Extracted data entries:
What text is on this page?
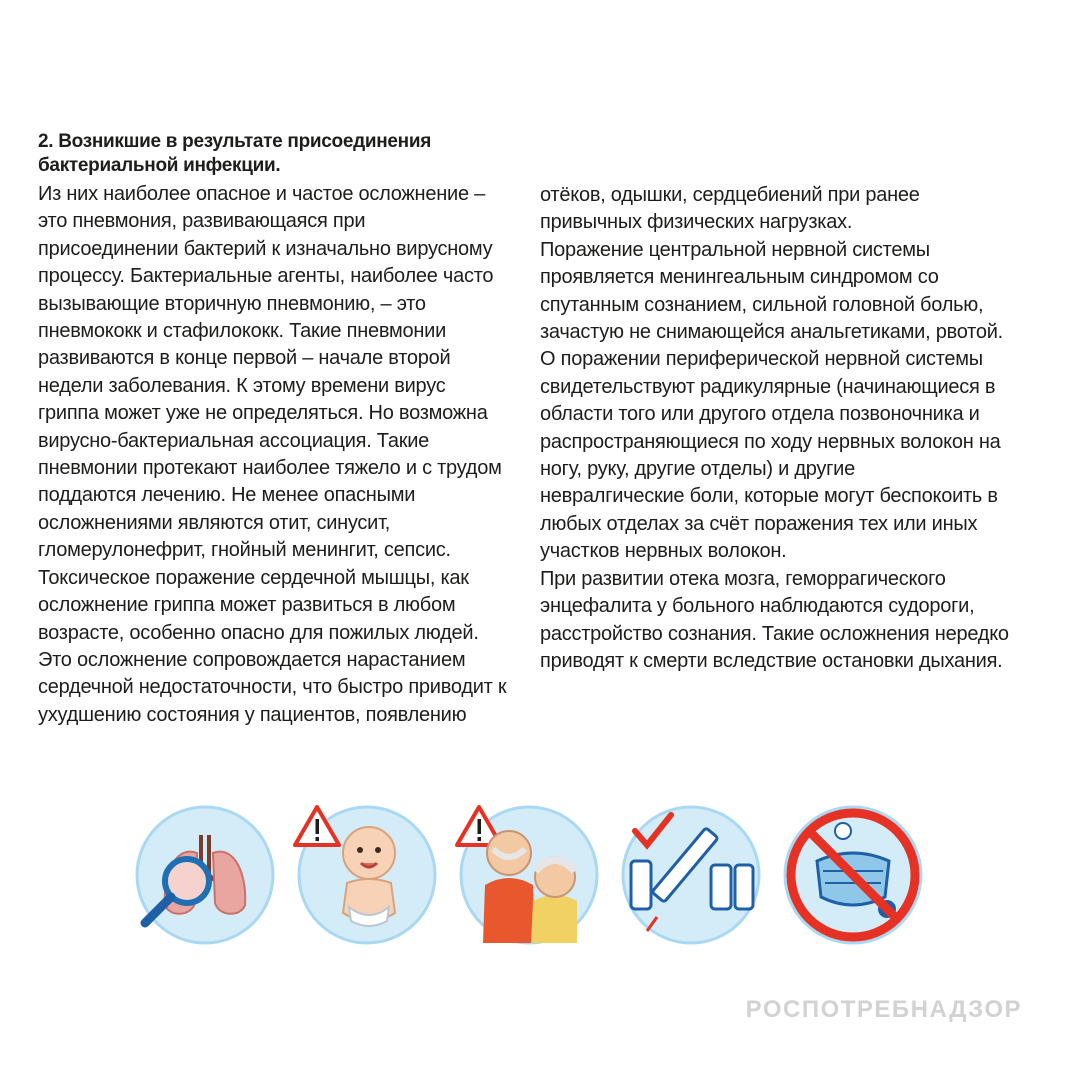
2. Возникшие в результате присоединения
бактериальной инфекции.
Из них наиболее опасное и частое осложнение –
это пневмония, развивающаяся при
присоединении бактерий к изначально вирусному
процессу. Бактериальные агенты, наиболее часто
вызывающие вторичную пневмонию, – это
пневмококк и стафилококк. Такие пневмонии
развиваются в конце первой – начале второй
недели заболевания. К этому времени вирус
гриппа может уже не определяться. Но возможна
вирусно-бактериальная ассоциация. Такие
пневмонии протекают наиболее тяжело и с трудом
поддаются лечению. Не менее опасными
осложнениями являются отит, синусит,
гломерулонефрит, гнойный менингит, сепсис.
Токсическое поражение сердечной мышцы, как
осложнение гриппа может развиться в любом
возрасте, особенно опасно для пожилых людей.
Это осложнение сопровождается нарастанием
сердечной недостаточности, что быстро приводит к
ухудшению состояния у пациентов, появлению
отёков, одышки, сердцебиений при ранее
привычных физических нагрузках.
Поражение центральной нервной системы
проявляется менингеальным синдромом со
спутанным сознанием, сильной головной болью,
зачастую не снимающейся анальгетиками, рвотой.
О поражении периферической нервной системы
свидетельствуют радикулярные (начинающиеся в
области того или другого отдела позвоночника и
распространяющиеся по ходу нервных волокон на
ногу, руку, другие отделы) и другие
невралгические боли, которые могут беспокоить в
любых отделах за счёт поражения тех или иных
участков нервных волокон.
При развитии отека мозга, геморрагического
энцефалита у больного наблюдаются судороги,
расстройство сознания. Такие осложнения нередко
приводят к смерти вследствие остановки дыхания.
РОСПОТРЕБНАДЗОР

-- Task requirements --
Make an exact copy of all entries above, dropping the images.

-- Full output --
What text is on this page?
2. Возникшие в результате присоединения
бактериальной инфекции.
Из них наиболее опасное и частое осложнение –
это пневмония, развивающаяся при
присоединении бактерий к изначально вирусному
процессу. Бактериальные агенты, наиболее часто
вызывающие вторичную пневмонию, – это
пневмококк и стафилококк. Такие пневмонии
развиваются в конце первой – начале второй
недели заболевания. К этому времени вирус
гриппа может уже не определяться. Но возможна
вирусно-бактериальная ассоциация. Такие
пневмонии протекают наиболее тяжело и с трудом
поддаются лечению. Не менее опасными
осложнениями являются отит, синусит,
гломерулонефрит, гнойный менингит, сепсис.
Токсическое поражение сердечной мышцы, как
осложнение гриппа может развиться в любом
возрасте, особенно опасно для пожилых людей.
Это осложнение сопровождается нарастанием
сердечной недостаточности, что быстро приводит к
ухудшению состояния у пациентов, появлению
отёков, одышки, сердцебиений при ранее
привычных физических нагрузках.
Поражение центральной нервной системы
проявляется менингеальным синдромом со
спутанным сознанием, сильной головной болью,
зачастую не снимающейся анальгетиками, рвотой.
О поражении периферической нервной системы
свидетельствуют радикулярные (начинающиеся в
области того или другого отдела позвоночника и
распространяющиеся по ходу нервных волокон на
ногу, руку, другие отделы) и другие
невралгические боли, которые могут беспокоить в
любых отделах за счёт поражения тех или иных
участков нервных волокон.
При развитии отека мозга, геморрагического
энцефалита у больного наблюдаются судороги,
расстройство сознания. Такие осложнения нередко
приводят к смерти вследствие остановки дыхания.
РОСПОТРЕБНАДЗОР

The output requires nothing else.